**Your task**
Below are some records. Copy every line in them that holds "true".

**Input data**
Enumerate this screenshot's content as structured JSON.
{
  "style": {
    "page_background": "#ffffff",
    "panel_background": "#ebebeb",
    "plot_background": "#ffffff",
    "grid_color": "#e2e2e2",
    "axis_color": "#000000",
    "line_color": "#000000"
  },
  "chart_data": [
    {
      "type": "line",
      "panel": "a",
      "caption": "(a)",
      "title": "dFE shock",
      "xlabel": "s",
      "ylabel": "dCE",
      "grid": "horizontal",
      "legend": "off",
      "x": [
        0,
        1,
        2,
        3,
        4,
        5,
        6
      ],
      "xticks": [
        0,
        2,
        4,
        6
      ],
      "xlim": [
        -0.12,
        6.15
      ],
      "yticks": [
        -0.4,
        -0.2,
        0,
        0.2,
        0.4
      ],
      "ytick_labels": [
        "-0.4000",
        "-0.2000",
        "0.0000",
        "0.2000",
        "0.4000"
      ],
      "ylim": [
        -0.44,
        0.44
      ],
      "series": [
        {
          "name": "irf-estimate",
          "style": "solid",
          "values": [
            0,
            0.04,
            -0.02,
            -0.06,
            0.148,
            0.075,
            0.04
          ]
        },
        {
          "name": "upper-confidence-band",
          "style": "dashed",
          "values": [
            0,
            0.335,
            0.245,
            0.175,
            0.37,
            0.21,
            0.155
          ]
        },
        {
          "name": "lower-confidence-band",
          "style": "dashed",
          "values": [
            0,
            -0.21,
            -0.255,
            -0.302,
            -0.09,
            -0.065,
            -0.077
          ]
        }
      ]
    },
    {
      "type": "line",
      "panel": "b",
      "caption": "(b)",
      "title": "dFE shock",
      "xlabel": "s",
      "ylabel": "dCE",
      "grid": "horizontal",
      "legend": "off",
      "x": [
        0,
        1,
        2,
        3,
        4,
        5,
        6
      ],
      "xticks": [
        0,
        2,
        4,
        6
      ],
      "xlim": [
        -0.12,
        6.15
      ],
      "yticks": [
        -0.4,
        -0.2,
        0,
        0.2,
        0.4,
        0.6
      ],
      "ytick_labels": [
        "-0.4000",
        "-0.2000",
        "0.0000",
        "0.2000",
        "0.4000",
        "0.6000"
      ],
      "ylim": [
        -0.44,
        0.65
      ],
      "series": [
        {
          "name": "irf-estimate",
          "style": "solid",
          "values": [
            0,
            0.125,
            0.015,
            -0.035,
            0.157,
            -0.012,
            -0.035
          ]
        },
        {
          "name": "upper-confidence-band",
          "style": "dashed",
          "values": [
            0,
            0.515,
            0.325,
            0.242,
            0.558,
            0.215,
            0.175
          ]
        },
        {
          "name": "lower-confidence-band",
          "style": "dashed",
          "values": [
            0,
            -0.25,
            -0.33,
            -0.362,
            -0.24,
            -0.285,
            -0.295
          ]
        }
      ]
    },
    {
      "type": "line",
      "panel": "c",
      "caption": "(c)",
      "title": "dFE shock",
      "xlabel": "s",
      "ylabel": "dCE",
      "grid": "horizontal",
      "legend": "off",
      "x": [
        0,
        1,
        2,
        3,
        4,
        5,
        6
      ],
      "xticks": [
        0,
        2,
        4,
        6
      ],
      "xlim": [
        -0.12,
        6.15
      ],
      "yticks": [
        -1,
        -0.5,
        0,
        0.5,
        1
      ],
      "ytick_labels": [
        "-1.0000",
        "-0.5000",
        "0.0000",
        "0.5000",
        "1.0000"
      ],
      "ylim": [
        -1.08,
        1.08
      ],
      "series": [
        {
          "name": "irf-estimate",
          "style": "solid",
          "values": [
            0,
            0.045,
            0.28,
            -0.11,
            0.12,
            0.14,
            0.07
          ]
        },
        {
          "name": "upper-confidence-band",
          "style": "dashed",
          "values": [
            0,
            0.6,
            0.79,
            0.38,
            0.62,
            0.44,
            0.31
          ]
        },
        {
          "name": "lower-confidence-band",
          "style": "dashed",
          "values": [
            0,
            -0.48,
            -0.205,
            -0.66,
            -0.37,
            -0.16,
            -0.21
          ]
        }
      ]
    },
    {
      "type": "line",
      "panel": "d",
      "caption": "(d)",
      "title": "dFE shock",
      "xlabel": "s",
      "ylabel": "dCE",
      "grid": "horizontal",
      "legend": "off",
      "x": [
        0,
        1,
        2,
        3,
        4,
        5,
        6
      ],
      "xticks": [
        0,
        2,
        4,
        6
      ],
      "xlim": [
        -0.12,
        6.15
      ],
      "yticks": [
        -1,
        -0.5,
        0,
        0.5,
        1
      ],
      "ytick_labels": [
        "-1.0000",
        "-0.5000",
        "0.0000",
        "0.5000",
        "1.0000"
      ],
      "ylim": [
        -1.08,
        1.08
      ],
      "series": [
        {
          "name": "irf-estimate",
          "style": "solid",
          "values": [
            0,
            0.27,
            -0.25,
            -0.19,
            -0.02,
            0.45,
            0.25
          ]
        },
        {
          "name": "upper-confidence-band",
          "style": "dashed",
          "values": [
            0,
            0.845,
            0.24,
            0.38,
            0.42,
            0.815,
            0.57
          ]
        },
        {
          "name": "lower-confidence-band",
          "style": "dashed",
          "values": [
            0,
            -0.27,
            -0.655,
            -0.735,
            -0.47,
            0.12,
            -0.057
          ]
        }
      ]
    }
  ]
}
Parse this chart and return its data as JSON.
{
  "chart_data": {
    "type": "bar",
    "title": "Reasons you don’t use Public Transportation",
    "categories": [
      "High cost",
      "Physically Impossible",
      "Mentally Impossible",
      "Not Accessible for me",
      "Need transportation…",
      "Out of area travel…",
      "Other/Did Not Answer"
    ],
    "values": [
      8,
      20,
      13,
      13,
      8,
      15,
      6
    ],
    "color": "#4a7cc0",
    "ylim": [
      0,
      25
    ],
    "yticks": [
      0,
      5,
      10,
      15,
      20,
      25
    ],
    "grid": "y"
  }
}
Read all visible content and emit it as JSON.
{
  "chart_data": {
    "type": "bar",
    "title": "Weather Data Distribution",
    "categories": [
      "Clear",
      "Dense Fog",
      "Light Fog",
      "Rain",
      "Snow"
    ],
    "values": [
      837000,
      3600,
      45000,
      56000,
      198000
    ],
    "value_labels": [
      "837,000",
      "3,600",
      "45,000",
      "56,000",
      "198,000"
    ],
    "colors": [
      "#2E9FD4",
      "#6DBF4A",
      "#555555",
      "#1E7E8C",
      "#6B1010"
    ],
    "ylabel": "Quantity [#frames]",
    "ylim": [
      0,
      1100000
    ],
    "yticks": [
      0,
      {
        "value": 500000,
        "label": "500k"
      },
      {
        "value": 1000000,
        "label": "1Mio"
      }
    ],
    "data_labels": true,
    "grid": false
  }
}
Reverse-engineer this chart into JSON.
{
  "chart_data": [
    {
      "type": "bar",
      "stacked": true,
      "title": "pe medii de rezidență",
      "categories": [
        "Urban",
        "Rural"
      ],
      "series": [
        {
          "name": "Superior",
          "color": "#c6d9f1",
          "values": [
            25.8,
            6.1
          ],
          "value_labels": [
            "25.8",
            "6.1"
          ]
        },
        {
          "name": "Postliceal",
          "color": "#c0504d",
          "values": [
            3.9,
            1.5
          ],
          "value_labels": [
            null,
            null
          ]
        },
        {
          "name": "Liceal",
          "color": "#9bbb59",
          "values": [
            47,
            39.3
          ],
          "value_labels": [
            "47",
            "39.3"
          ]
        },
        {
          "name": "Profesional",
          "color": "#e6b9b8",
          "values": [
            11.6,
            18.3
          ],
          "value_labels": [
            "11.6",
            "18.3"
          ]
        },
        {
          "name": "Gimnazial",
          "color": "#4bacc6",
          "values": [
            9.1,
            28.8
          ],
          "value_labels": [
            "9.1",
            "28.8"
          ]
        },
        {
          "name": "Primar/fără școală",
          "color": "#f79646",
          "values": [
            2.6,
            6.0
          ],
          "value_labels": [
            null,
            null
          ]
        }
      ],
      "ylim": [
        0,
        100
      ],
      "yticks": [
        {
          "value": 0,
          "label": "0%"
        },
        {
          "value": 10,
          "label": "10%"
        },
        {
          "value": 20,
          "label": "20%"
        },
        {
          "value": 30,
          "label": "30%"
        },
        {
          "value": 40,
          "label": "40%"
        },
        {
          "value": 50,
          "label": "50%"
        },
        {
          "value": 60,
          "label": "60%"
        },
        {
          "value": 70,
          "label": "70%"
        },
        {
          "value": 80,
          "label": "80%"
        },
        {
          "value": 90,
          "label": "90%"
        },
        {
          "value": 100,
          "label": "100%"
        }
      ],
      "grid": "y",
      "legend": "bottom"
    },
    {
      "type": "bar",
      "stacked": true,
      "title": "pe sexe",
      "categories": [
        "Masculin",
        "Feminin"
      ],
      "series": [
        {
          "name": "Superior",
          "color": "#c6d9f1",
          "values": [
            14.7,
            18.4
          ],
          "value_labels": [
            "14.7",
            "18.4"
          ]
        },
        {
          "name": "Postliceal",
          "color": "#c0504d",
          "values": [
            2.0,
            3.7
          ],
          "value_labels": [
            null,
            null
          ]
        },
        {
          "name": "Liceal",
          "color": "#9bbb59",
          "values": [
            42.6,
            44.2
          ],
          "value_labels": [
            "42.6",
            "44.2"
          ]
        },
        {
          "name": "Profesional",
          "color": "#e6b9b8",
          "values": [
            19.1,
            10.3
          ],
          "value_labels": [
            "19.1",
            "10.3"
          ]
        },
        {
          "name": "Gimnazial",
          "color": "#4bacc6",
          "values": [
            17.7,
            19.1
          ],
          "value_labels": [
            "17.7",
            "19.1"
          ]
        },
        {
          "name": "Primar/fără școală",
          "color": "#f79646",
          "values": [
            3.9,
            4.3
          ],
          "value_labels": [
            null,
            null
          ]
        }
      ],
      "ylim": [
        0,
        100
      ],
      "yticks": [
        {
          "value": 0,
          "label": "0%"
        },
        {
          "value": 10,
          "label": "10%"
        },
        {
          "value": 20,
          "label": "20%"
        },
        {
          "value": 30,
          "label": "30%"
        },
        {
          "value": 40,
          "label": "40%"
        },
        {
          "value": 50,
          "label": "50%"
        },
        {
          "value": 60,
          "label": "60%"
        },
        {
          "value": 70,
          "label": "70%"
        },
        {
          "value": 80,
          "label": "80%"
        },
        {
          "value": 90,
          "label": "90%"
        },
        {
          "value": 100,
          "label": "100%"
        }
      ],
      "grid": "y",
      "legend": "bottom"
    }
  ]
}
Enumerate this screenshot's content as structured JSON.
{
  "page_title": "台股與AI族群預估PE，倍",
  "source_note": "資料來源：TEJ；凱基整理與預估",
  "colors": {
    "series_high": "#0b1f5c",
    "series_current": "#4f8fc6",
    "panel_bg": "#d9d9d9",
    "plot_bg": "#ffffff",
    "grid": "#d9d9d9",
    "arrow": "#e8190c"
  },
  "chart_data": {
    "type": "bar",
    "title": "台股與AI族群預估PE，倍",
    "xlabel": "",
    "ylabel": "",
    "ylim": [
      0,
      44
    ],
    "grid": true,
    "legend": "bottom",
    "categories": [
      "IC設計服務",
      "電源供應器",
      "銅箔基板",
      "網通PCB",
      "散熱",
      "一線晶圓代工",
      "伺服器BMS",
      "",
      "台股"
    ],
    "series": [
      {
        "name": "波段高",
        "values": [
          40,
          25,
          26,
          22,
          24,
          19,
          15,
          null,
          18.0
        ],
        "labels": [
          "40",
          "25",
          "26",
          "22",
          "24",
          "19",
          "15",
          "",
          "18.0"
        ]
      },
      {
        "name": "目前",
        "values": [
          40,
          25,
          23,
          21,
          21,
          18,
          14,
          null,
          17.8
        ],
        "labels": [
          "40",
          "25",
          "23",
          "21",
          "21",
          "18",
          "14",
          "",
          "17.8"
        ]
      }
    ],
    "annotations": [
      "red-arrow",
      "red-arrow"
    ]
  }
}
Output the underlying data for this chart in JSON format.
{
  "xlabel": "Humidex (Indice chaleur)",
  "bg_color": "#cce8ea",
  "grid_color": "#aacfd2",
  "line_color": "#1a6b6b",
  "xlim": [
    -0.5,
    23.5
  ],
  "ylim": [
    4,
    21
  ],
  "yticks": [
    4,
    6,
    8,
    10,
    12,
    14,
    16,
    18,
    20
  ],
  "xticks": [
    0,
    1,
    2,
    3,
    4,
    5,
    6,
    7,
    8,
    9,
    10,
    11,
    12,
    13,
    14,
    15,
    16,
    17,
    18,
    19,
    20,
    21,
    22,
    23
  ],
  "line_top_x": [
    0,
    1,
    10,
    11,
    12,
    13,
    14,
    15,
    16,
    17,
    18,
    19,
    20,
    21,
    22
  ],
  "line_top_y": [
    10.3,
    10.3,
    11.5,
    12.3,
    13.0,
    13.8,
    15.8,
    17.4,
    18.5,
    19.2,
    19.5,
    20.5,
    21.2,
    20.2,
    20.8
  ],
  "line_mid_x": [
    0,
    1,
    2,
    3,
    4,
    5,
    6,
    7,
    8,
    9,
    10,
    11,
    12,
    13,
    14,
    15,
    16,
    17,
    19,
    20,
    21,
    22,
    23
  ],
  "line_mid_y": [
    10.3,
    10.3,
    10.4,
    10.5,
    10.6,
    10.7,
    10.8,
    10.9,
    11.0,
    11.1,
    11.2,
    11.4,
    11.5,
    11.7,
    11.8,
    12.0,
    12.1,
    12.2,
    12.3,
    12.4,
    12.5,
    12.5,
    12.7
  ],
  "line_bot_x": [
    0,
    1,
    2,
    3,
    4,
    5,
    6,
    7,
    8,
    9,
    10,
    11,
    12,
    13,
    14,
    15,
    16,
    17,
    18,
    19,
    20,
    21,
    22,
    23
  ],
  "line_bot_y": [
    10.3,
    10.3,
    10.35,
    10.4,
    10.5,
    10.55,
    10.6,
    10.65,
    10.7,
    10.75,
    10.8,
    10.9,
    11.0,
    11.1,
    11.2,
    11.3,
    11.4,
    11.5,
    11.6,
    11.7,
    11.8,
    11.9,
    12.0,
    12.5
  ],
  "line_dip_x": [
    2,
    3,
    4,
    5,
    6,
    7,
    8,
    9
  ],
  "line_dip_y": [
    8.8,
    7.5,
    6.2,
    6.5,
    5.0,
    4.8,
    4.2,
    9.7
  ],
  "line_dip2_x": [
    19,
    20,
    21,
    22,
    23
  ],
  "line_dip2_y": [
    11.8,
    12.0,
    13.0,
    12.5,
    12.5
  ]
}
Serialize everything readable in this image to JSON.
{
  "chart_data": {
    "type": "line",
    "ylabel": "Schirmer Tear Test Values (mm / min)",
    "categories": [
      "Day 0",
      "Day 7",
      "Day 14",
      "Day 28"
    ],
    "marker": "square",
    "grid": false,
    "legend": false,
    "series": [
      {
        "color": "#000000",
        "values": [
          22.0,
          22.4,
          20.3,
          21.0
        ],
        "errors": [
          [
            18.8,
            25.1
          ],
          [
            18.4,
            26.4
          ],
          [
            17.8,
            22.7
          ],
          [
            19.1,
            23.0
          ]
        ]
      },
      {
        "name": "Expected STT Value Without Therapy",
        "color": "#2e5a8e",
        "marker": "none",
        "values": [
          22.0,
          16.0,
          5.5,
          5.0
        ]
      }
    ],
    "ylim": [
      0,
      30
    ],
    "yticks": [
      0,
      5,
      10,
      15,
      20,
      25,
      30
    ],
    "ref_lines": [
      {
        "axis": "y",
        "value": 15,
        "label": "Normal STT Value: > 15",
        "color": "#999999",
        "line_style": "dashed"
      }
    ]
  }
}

**Output for this exercise**
    "data_labels": true,
      "stacked": true,
      "stacked": true,
    "grid": true,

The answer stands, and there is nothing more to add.